▶ EXERCISE DATA
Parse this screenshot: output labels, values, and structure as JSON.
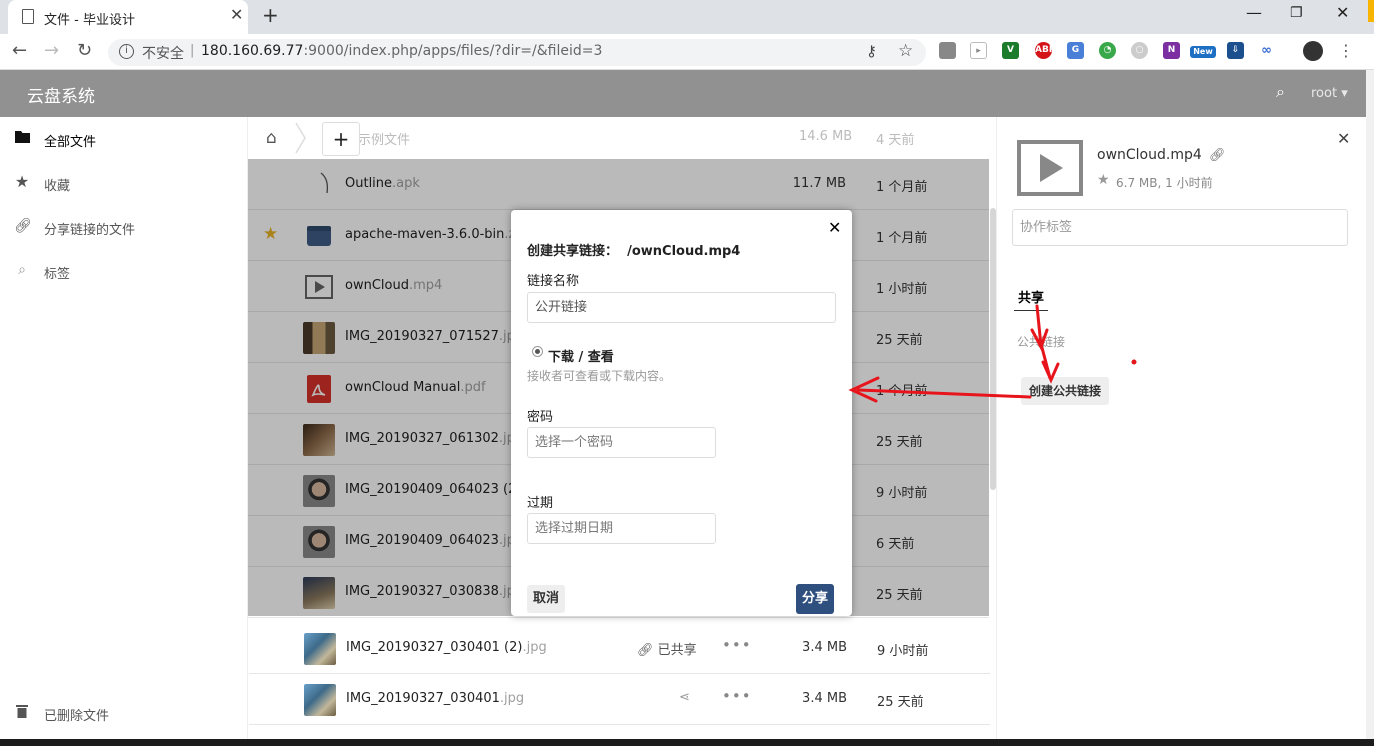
{
  "browser": {
    "tab_title": "文件 - 毕业设计",
    "security_label": "不安全",
    "url_host": "180.160.69.77",
    "url_rest": ":9000/index.php/apps/files/?dir=/&fileid=3"
  },
  "app": {
    "title": "云盘系统",
    "user": "root ▾"
  },
  "sidebar": {
    "items": [
      {
        "label": "全部文件",
        "icon": "folder-icon"
      },
      {
        "label": "收藏",
        "icon": "star-icon"
      },
      {
        "label": "分享链接的文件",
        "icon": "link-icon"
      },
      {
        "label": "标签",
        "icon": "search-icon"
      }
    ],
    "trash_label": "已删除文件"
  },
  "breadcrumb": {
    "partial_row_name": "示例文件",
    "partial_row_size": "14.6 MB",
    "partial_row_time": "4 天前"
  },
  "files": [
    {
      "base": "Outline",
      "ext": ".apk",
      "size": "11.7 MB",
      "time": "1 个月前",
      "favorite": false,
      "thumb": "apk"
    },
    {
      "base": "apache-maven-3.6.0-bin",
      "ext": ".zip",
      "size": "",
      "time": "1 个月前",
      "favorite": true,
      "thumb": "zip"
    },
    {
      "base": "ownCloud",
      "ext": ".mp4",
      "size": "",
      "time": "1 小时前",
      "favorite": false,
      "thumb": "video"
    },
    {
      "base": "IMG_20190327_071527",
      "ext": ".jpg",
      "size": "",
      "time": "25 天前",
      "favorite": false,
      "thumb": "photo1"
    },
    {
      "base": "ownCloud Manual",
      "ext": ".pdf",
      "size": "",
      "time": "1 个月前",
      "favorite": false,
      "thumb": "pdf"
    },
    {
      "base": "IMG_20190327_061302",
      "ext": ".jpg",
      "size": "",
      "time": "25 天前",
      "favorite": false,
      "thumb": "photo2"
    },
    {
      "base": "IMG_20190409_064023 (2)",
      "ext": ".jpg",
      "size": "",
      "time": "9 小时前",
      "favorite": false,
      "thumb": "photo3"
    },
    {
      "base": "IMG_20190409_064023",
      "ext": ".jpg",
      "size": "",
      "time": "6 天前",
      "favorite": false,
      "thumb": "photo3"
    },
    {
      "base": "IMG_20190327_030838",
      "ext": ".jpg",
      "size": "",
      "time": "25 天前",
      "favorite": false,
      "thumb": "photo4"
    },
    {
      "base": "IMG_20190327_030401 (2)",
      "ext": ".jpg",
      "size": "3.4 MB",
      "time": "9 小时前",
      "favorite": false,
      "thumb": "photo5",
      "shared_label": "已共享"
    },
    {
      "base": "IMG_20190327_030401",
      "ext": ".jpg",
      "size": "3.4 MB",
      "time": "25 天前",
      "favorite": false,
      "thumb": "photo5"
    }
  ],
  "details": {
    "file_name": "ownCloud.mp4",
    "meta": "6.7 MB, 1 小时前",
    "tags_placeholder": "协作标签",
    "share_tab": "共享",
    "public_links_label": "公共链接",
    "create_public_link": "创建公共链接"
  },
  "modal": {
    "title_prefix": "创建共享链接：",
    "title_path": "/ownCloud.mp4",
    "link_name_label": "链接名称",
    "link_name_value": "公开链接",
    "permission_label": "下载 / 查看",
    "permission_hint": "接收者可查看或下载内容。",
    "password_label": "密码",
    "password_placeholder": "选择一个密码",
    "expiry_label": "过期",
    "expiry_placeholder": "选择过期日期",
    "cancel": "取消",
    "share": "分享"
  },
  "colors": {
    "header_bg": "#919191",
    "primary_button": "#2f4f7e",
    "annotation_red": "#e8141c",
    "favorite_star": "#e8b425"
  }
}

▶ GIVEN EXERCISE
Write out the whole listing exactly, and drop the pictures.

▶ RESULT FOR THIS TASK
Parse this screenshot: output labels, values, and structure as JSON.
{
  "browser": {
    "tab_title": "文件 - 毕业设计",
    "security_label": "不安全",
    "url_host": "180.160.69.77",
    "url_rest": ":9000/index.php/apps/files/?dir=/&fileid=3"
  },
  "app": {
    "title": "云盘系统",
    "user": "root ▾"
  },
  "sidebar": {
    "items": [
      {
        "label": "全部文件",
        "icon": "folder-icon"
      },
      {
        "label": "收藏",
        "icon": "star-icon"
      },
      {
        "label": "分享链接的文件",
        "icon": "link-icon"
      },
      {
        "label": "标签",
        "icon": "search-icon"
      }
    ],
    "trash_label": "已删除文件"
  },
  "breadcrumb": {
    "partial_row_name": "示例文件",
    "partial_row_size": "14.6 MB",
    "partial_row_time": "4 天前"
  },
  "files": [
    {
      "base": "Outline",
      "ext": ".apk",
      "size": "11.7 MB",
      "time": "1 个月前",
      "favorite": false,
      "thumb": "apk"
    },
    {
      "base": "apache-maven-3.6.0-bin",
      "ext": ".zip",
      "size": "",
      "time": "1 个月前",
      "favorite": true,
      "thumb": "zip"
    },
    {
      "base": "ownCloud",
      "ext": ".mp4",
      "size": "",
      "time": "1 小时前",
      "favorite": false,
      "thumb": "video"
    },
    {
      "base": "IMG_20190327_071527",
      "ext": ".jpg",
      "size": "",
      "time": "25 天前",
      "favorite": false,
      "thumb": "photo1"
    },
    {
      "base": "ownCloud Manual",
      "ext": ".pdf",
      "size": "",
      "time": "1 个月前",
      "favorite": false,
      "thumb": "pdf"
    },
    {
      "base": "IMG_20190327_061302",
      "ext": ".jpg",
      "size": "",
      "time": "25 天前",
      "favorite": false,
      "thumb": "photo2"
    },
    {
      "base": "IMG_20190409_064023 (2)",
      "ext": ".jpg",
      "size": "",
      "time": "9 小时前",
      "favorite": false,
      "thumb": "photo3"
    },
    {
      "base": "IMG_20190409_064023",
      "ext": ".jpg",
      "size": "",
      "time": "6 天前",
      "favorite": false,
      "thumb": "photo3"
    },
    {
      "base": "IMG_20190327_030838",
      "ext": ".jpg",
      "size": "",
      "time": "25 天前",
      "favorite": false,
      "thumb": "photo4"
    },
    {
      "base": "IMG_20190327_030401 (2)",
      "ext": ".jpg",
      "size": "3.4 MB",
      "time": "9 小时前",
      "favorite": false,
      "thumb": "photo5",
      "shared_label": "已共享"
    },
    {
      "base": "IMG_20190327_030401",
      "ext": ".jpg",
      "size": "3.4 MB",
      "time": "25 天前",
      "favorite": false,
      "thumb": "photo5"
    }
  ],
  "details": {
    "file_name": "ownCloud.mp4",
    "meta": "6.7 MB, 1 小时前",
    "tags_placeholder": "协作标签",
    "share_tab": "共享",
    "public_links_label": "公共链接",
    "create_public_link": "创建公共链接"
  },
  "modal": {
    "title_prefix": "创建共享链接：",
    "title_path": "/ownCloud.mp4",
    "link_name_label": "链接名称",
    "link_name_value": "公开链接",
    "permission_label": "下载 / 查看",
    "permission_hint": "接收者可查看或下载内容。",
    "password_label": "密码",
    "password_placeholder": "选择一个密码",
    "expiry_label": "过期",
    "expiry_placeholder": "选择过期日期",
    "cancel": "取消",
    "share": "分享"
  },
  "colors": {
    "header_bg": "#919191",
    "primary_button": "#2f4f7e",
    "annotation_red": "#e8141c",
    "favorite_star": "#e8b425"
  }
}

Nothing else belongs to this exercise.